__Written request__.
Reproduce each record below exactly as written.

__Records to use__.
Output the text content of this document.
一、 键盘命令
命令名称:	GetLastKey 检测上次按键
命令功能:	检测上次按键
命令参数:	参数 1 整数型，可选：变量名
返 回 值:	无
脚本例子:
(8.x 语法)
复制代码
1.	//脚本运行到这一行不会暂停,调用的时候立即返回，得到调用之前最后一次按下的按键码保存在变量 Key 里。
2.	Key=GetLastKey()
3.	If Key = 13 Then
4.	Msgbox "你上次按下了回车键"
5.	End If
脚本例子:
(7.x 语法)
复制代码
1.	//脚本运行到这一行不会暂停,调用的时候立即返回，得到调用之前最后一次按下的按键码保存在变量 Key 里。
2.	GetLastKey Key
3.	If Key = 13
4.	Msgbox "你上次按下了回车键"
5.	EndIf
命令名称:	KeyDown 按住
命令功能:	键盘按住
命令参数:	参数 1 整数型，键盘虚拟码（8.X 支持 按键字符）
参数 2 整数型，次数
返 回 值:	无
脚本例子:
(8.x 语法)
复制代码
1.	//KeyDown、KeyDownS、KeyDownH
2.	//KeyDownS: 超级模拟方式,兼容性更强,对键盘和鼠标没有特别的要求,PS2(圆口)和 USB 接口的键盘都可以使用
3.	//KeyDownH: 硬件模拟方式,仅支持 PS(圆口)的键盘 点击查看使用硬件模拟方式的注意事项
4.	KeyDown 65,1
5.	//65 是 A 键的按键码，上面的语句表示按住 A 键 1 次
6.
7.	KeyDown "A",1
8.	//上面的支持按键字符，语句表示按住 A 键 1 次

__Response below__.
Output the text content of this document.
一、 键盘命令
命令名称:	GetLastKey 检测上次按键
命令功能:	检测上次按键
命令参数:	参数 1 整数型，可选：变量名
返 回 值:	无
脚本例子:
(8.x 语法)
复制代码
1.	//脚本运行到这一行不会暂停,调用的时候立即返回，得到调用之前最后一次按下的按键码保存在变量 Key 里。
2.	Key=GetLastKey()
3.	If Key = 13 Then
4.	Msgbox "你上次按下了回车键"
5.	End If
脚本例子:
(7.x 语法)
复制代码
1.	//脚本运行到这一行不会暂停,调用的时候立即返回，得到调用之前最后一次按下的按键码保存在变量 Key 里。
2.	GetLastKey Key
3.	If Key = 13
4.	Msgbox "你上次按下了回车键"
5.	EndIf
命令名称:	KeyDown 按住
命令功能:	键盘按住
命令参数:	参数 1 整数型，键盘虚拟码（8.X 支持 按键字符）
参数 2 整数型，次数
返 回 值:	无
脚本例子:
(8.x 语法)
复制代码
1.	//KeyDown、KeyDownS、KeyDownH
2.	//KeyDownS: 超级模拟方式,兼容性更强,对键盘和鼠标没有特别的要求,PS2(圆口)和 USB 接口的键盘都可以使用
3.	//KeyDownH: 硬件模拟方式,仅支持 PS(圆口)的键盘 点击查看使用硬件模拟方式的注意事项
4.	KeyDown 65,1
5.	//65 是 A 键的按键码，上面的语句表示按住 A 键 1 次
6.
7.	KeyDown "A",1
8.	//上面的支持按键字符，语句表示按住 A 键 1 次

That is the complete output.